◆ **Requirement**: Switch every "landmark-marker-icon" in these lines to "map-pin-icon", keep everything else the same, and leave the pictures out.

— Start —

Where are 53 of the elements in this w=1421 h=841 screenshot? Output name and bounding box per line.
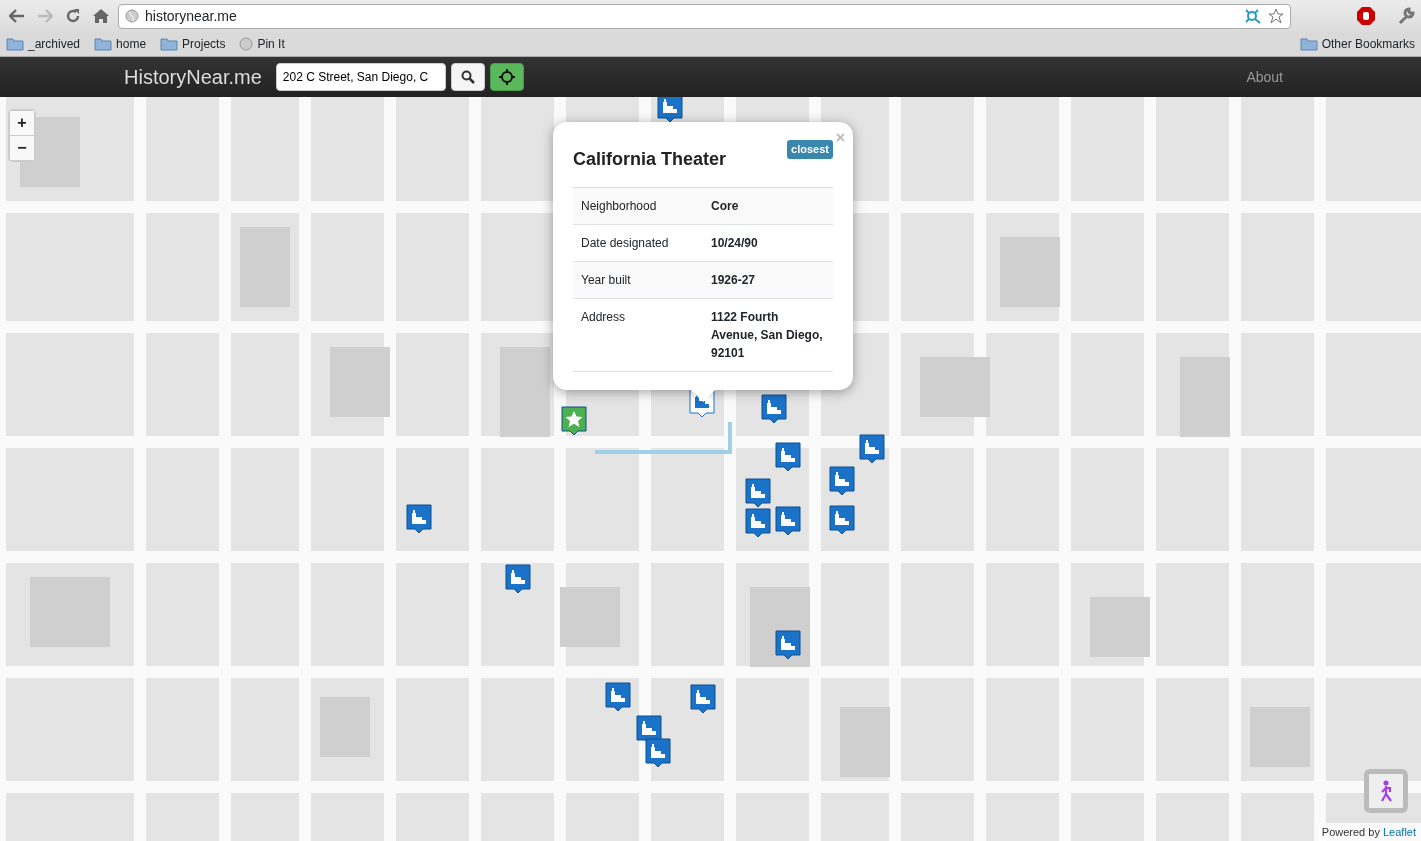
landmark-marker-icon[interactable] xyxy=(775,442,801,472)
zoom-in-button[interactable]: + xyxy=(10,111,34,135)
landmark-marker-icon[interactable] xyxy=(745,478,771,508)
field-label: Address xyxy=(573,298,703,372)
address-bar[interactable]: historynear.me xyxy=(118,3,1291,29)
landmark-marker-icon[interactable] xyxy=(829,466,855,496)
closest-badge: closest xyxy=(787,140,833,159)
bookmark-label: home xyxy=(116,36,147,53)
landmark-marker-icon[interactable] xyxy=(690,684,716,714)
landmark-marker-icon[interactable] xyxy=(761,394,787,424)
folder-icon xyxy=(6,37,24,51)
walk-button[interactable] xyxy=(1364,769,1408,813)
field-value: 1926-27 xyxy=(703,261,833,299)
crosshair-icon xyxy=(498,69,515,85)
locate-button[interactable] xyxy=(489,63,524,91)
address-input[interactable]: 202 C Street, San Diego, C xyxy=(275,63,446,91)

— End —

◆ **Answer to the exercise**:
Where are 53 of the elements in this w=1421 h=841 screenshot? Output name and bounding box per line.
map-pin-icon[interactable] xyxy=(775,442,801,472)
zoom-in-button[interactable]: + xyxy=(10,111,34,135)
map-pin-icon[interactable] xyxy=(745,478,771,508)
field-label: Address xyxy=(573,298,703,372)
address-bar[interactable]: historynear.me xyxy=(118,3,1291,29)
map-pin-icon[interactable] xyxy=(829,466,855,496)
closest-badge: closest xyxy=(787,140,833,159)
bookmark-label: home xyxy=(116,36,147,53)
map-pin-icon[interactable] xyxy=(690,684,716,714)
map-pin-icon[interactable] xyxy=(761,394,787,424)
folder-icon xyxy=(6,37,24,51)
walk-button[interactable] xyxy=(1364,769,1408,813)
field-value: 1926-27 xyxy=(703,261,833,299)
crosshair-icon xyxy=(498,69,515,85)
locate-button[interactable] xyxy=(489,63,524,91)
address-input[interactable]: 202 C Street, San Diego, C xyxy=(275,63,446,91)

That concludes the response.